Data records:
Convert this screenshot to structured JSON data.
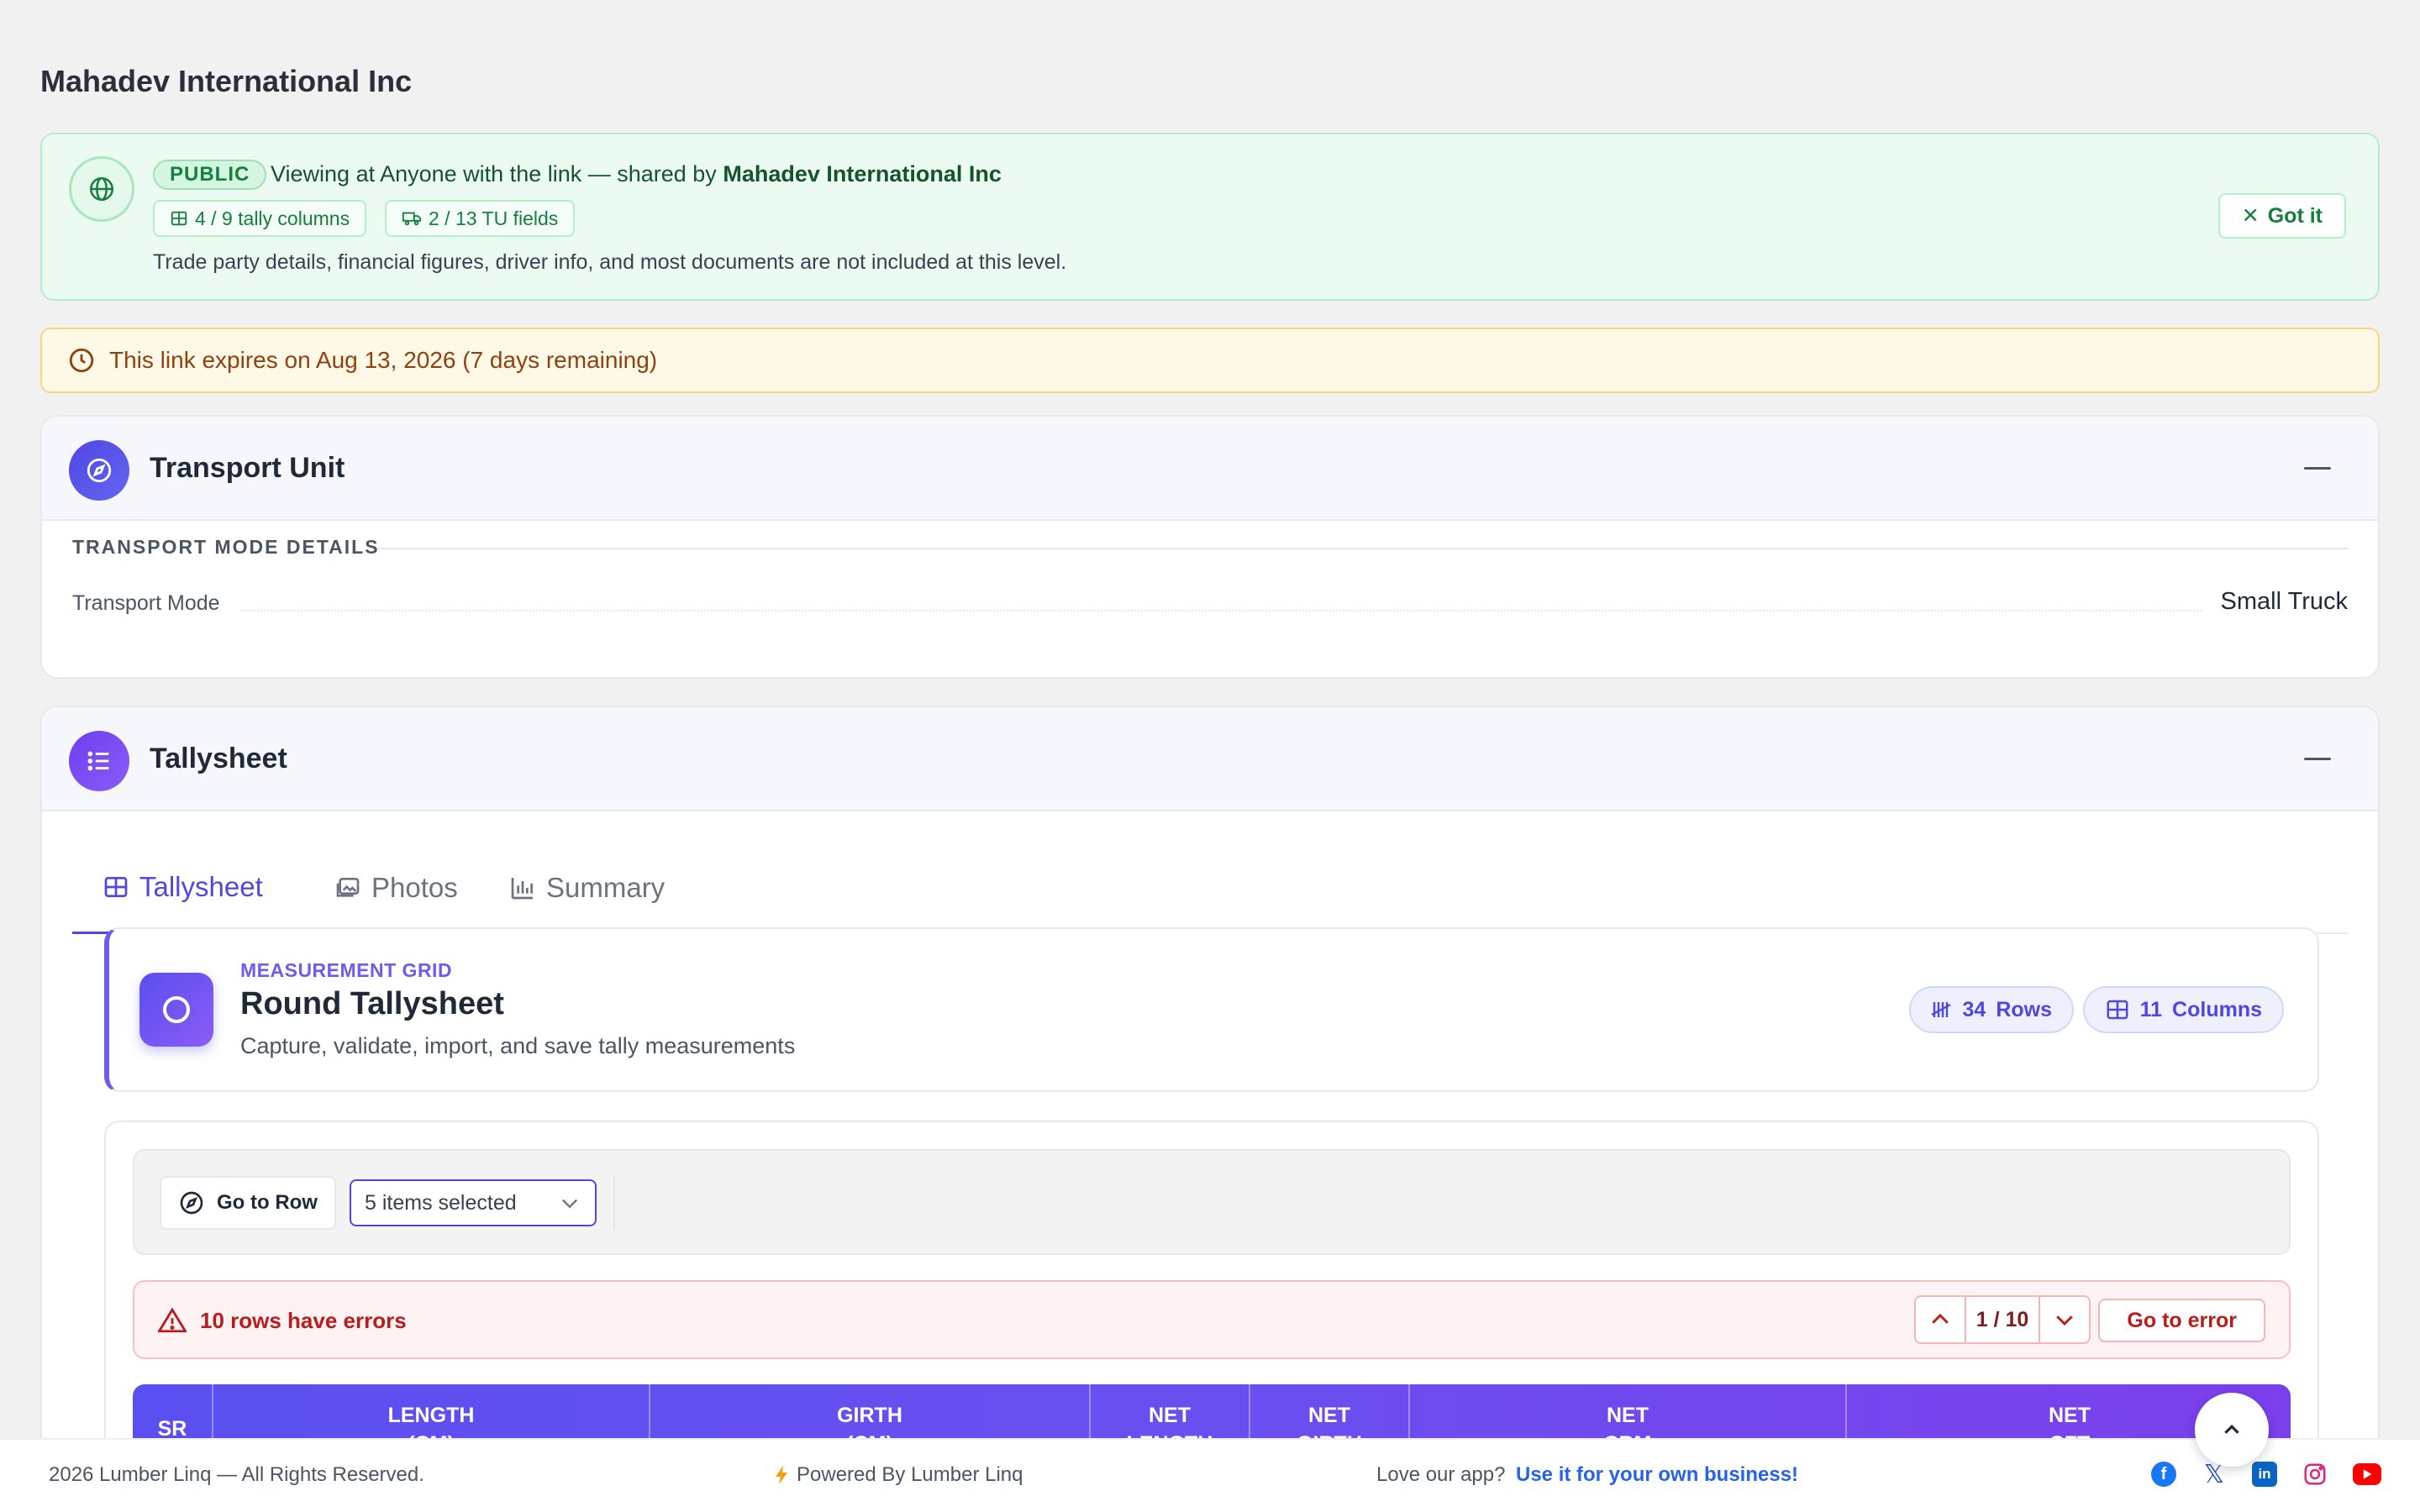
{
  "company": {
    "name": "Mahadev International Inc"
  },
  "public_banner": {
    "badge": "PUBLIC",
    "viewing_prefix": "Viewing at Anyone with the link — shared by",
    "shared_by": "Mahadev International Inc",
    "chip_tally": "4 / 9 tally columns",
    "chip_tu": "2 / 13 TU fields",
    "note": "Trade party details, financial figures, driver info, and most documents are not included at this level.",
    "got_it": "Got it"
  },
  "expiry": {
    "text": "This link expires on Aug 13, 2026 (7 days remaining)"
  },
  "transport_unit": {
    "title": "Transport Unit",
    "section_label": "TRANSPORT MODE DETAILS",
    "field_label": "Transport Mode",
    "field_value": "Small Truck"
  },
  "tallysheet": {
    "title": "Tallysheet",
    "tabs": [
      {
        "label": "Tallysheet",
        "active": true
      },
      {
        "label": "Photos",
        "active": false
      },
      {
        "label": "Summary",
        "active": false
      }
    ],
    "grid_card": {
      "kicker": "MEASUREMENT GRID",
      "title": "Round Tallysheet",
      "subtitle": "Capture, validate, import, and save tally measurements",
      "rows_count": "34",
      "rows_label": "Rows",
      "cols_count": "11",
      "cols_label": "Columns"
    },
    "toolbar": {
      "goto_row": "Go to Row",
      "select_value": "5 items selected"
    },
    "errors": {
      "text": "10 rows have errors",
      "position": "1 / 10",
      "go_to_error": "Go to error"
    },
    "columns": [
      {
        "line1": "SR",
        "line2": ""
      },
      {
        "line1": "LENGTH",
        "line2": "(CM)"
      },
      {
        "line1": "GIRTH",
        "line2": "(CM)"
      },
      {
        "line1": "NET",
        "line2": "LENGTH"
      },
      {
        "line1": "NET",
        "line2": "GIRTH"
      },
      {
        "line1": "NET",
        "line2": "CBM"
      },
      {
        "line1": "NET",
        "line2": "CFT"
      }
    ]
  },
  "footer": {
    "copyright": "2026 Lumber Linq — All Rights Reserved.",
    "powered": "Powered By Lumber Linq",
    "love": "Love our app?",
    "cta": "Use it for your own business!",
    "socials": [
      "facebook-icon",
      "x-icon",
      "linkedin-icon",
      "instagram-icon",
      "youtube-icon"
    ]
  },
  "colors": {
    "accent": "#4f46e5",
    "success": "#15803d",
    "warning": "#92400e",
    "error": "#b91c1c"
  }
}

* * *

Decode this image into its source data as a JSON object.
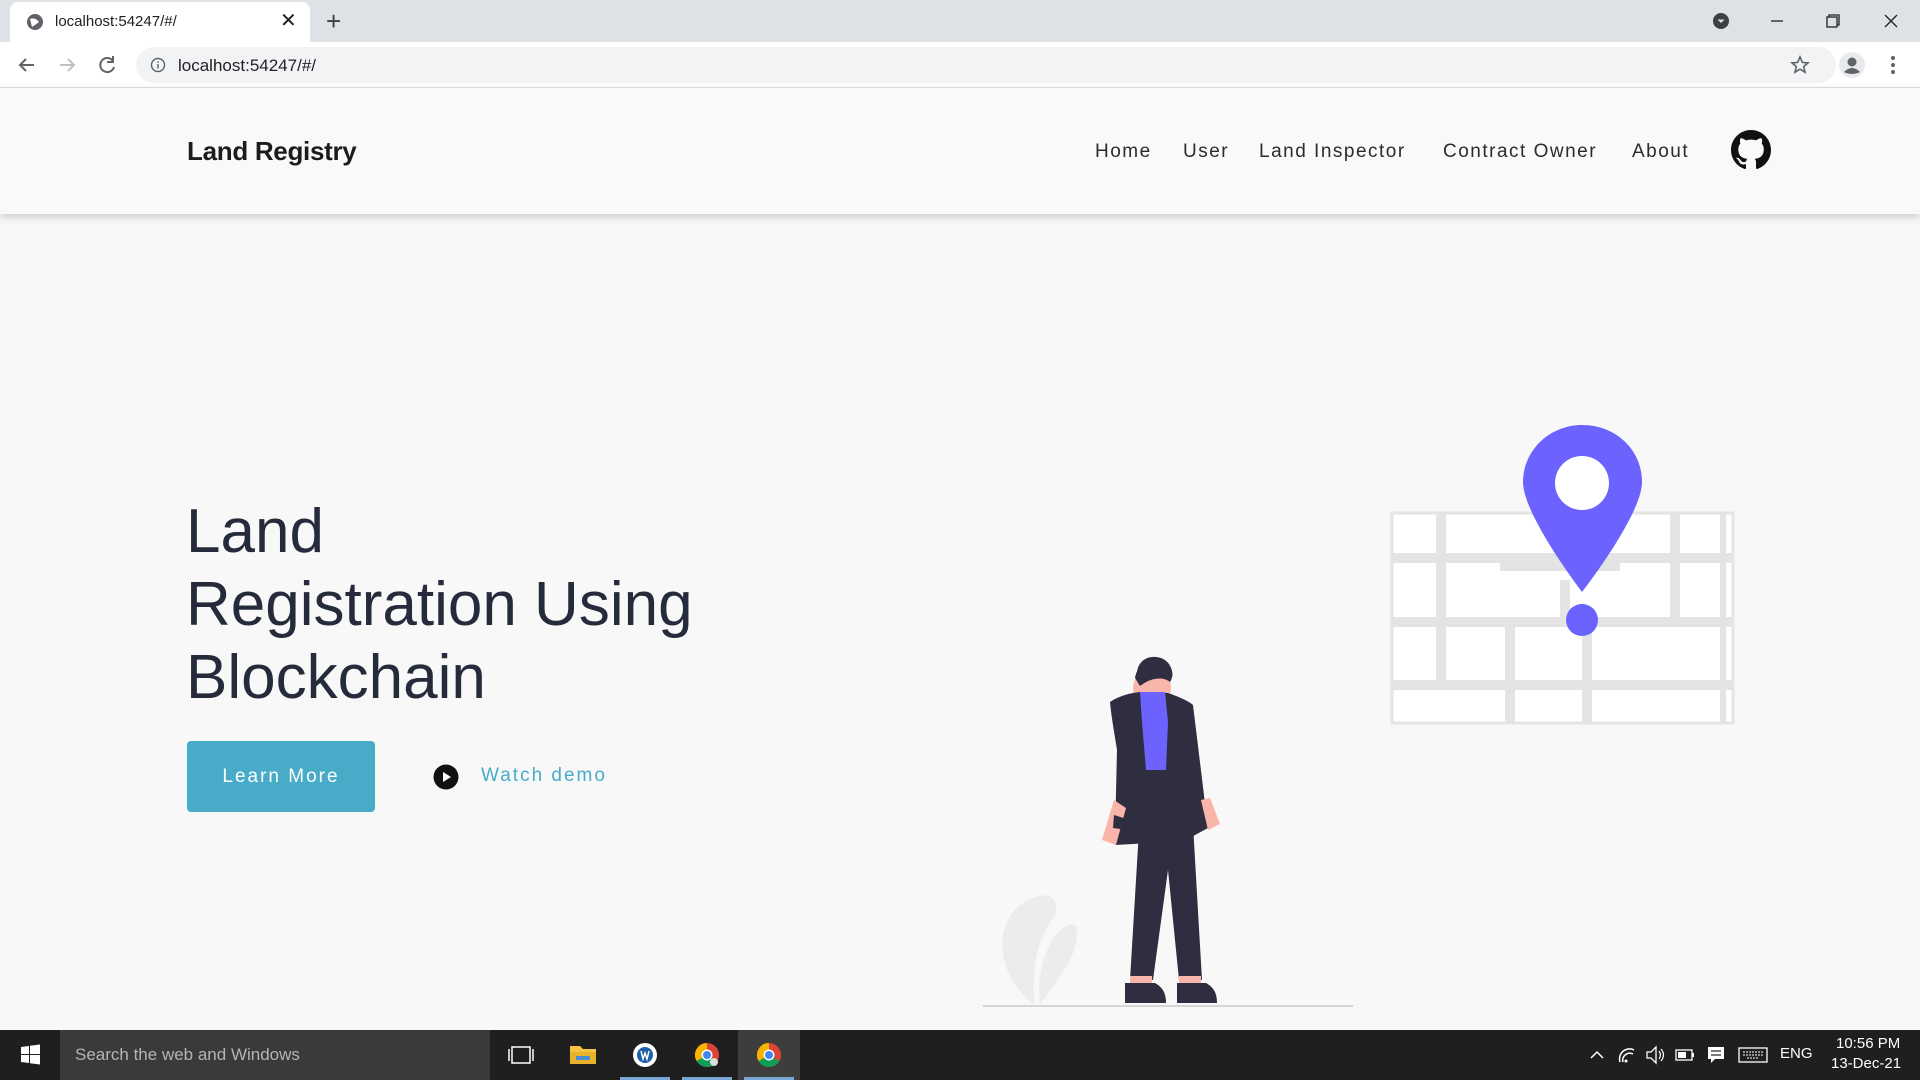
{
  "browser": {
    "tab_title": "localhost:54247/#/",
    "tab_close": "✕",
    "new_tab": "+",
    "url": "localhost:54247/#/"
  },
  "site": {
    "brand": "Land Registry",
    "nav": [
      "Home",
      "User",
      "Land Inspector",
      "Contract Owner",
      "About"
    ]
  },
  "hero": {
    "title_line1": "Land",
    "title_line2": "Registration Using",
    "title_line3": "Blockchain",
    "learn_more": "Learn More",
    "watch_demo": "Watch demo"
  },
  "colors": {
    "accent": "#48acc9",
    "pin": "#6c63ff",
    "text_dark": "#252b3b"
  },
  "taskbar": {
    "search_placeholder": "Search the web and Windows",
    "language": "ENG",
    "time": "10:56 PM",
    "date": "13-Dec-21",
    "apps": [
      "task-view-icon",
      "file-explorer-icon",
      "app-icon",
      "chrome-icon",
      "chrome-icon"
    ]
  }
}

==

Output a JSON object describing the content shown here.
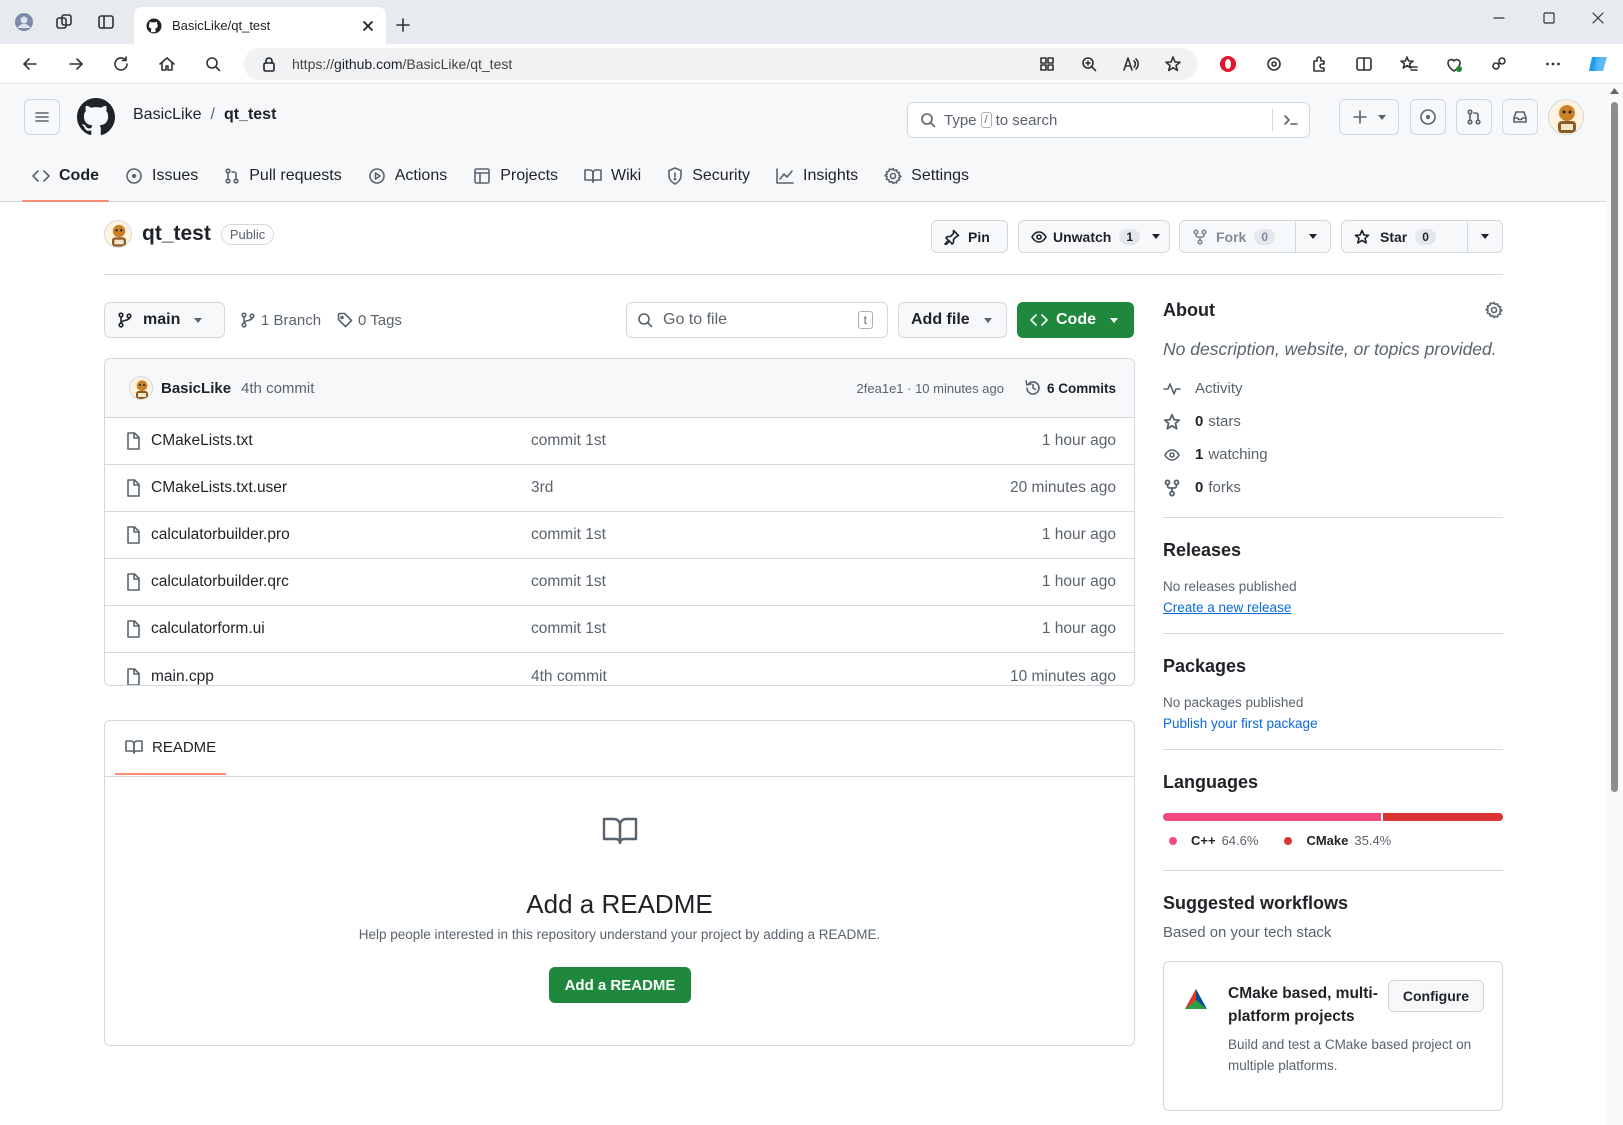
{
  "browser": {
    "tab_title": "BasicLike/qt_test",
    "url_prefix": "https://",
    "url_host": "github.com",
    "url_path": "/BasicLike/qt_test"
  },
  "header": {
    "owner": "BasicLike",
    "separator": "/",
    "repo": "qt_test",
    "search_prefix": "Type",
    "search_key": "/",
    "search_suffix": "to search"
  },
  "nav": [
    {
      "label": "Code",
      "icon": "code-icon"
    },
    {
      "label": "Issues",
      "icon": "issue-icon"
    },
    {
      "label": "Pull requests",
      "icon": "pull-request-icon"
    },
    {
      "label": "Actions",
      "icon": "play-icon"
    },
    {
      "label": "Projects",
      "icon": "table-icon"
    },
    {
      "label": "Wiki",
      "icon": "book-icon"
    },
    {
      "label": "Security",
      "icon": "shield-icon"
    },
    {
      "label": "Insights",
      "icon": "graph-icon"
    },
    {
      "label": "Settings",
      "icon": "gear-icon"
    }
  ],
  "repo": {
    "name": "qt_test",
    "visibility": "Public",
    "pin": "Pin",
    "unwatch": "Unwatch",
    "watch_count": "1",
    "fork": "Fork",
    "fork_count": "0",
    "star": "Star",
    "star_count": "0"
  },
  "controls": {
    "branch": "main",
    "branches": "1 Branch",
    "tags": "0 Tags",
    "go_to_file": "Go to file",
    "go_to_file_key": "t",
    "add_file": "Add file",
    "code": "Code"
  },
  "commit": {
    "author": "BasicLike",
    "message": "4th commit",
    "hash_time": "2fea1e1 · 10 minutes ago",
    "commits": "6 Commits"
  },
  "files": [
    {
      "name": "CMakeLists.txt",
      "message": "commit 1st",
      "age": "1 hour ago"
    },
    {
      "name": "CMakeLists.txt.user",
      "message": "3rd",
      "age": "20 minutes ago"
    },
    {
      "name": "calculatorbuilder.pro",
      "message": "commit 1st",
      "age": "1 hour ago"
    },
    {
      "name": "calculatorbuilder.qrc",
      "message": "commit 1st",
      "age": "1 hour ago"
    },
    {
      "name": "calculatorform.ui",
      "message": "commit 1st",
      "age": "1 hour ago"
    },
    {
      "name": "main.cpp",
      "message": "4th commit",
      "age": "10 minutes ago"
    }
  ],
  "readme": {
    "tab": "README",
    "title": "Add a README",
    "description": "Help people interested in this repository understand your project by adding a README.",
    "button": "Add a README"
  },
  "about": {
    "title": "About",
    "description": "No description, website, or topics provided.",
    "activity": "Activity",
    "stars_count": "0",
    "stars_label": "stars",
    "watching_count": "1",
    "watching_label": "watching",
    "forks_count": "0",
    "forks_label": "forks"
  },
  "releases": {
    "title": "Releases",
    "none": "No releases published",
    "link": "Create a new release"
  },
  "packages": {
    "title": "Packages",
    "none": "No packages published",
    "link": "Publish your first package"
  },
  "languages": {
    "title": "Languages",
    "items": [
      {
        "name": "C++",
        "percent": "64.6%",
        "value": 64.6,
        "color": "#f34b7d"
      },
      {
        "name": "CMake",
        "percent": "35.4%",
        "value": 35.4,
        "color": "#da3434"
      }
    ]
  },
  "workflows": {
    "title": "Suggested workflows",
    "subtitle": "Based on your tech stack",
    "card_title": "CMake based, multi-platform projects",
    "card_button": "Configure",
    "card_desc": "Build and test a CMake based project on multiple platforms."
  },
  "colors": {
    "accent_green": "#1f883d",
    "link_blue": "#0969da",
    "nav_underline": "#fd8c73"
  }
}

### REQUIRED TASK
Report the number of lines that contain "BasicLike", with no other words.

### OUTPUT
4